REQUEST => Below are records. Copy every line with "City" in it.

╭─ MATERIAL TO PROCESS

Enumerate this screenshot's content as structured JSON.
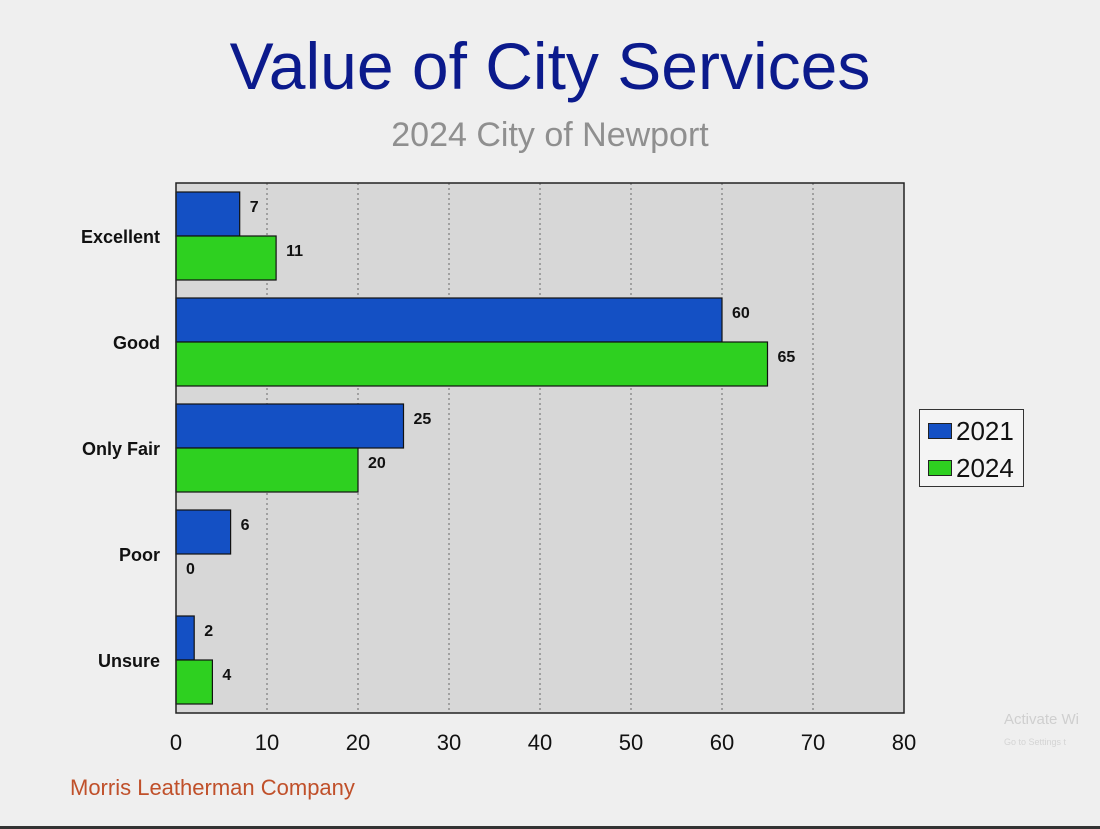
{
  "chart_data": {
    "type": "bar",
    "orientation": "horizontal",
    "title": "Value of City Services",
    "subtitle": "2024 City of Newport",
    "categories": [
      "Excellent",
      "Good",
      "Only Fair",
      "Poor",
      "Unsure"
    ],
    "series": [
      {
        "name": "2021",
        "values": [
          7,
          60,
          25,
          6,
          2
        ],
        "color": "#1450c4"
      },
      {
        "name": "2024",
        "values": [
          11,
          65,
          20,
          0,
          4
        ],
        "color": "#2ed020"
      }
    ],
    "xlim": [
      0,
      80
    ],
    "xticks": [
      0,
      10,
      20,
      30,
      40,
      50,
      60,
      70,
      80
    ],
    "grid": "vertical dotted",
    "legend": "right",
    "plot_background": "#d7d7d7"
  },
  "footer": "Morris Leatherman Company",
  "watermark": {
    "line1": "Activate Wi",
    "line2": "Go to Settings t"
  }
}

╰─

SOLUTION FOR THIS PROBLEM =>
    "title": "Value of City Services",
    "subtitle": "2024 City of Newport",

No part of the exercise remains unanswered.